RECORDS TO PROCESS:
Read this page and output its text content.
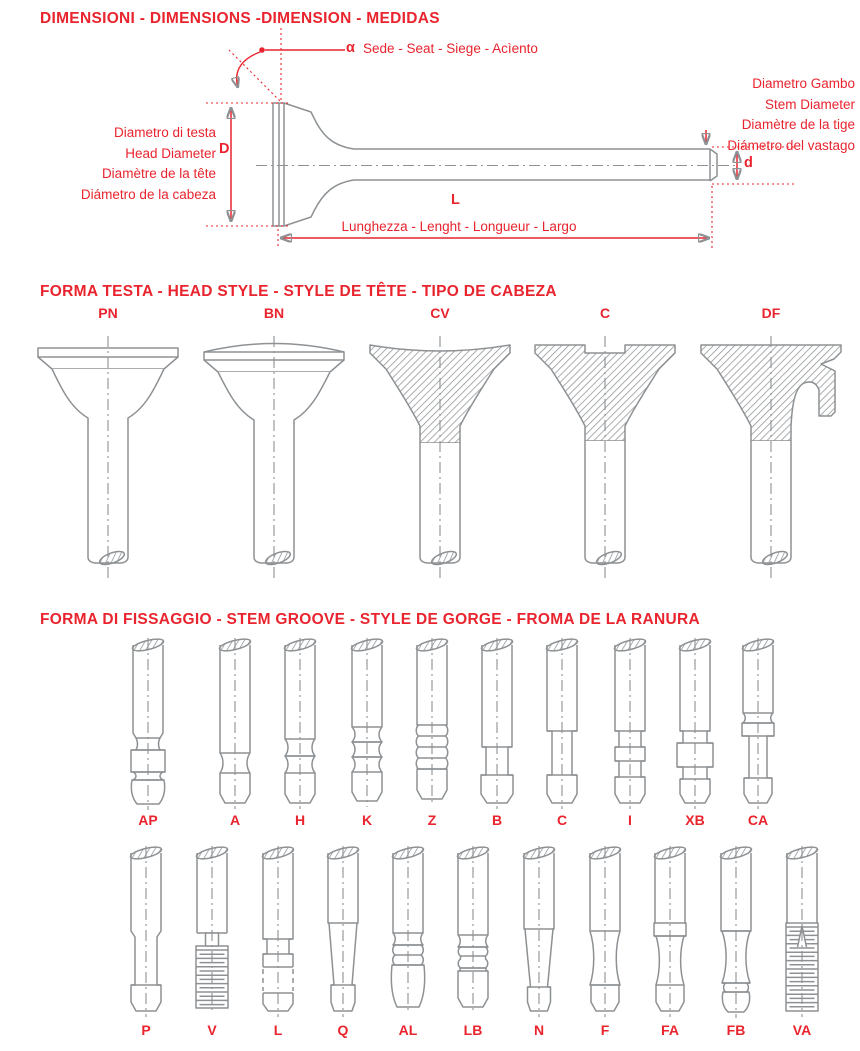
DIMENSIONI - DIMENSIONS -DIMENSION - MEDIDAS
α Sede - Seat - Siege - Acìento
Diametro di testa
Head Diameter
Diamètre de la tête
Diámetro de la cabeza
D
Diametro Gambo
Stem Diameter
Diamètre de la tige
Diámetro del vastago
d
L
Lunghezza - Lenght - Longueur - Largo
FORMA TESTA - HEAD STYLE - STYLE DE TÊTE - TIPO DE CABEZA
PN	BN	CV	C	DF
FORMA DI FISSAGGIO - STEM GROOVE - STYLE DE GORGE - FROMA DE LA RANURA
AP	A	H	K	Z	B	C	I	XB	CA
P	V	L	Q	AL	LB	N	F	FA	FB	VA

WORK TO COMPLETE:
Reproduce the data above in full, exactly as it is, with the pictures left out.

ANSWER IN FULL:
Read this page and output its text content.
DIMENSIONI - DIMENSIONS -DIMENSION - MEDIDAS
α Sede - Seat - Siege - Acìento
Diametro di testa
Head Diameter
Diamètre de la tête
Diámetro de la cabeza
D
Diametro Gambo
Stem Diameter
Diamètre de la tige
Diámetro del vastago
d
L
Lunghezza - Lenght - Longueur - Largo
FORMA TESTA - HEAD STYLE - STYLE DE TÊTE - TIPO DE CABEZA
PN	BN	CV	C	DF
FORMA DI FISSAGGIO - STEM GROOVE - STYLE DE GORGE - FROMA DE LA RANURA
AP	A	H	K	Z	B	C	I	XB	CA
P	V	L	Q	AL	LB	N	F	FA	FB	VA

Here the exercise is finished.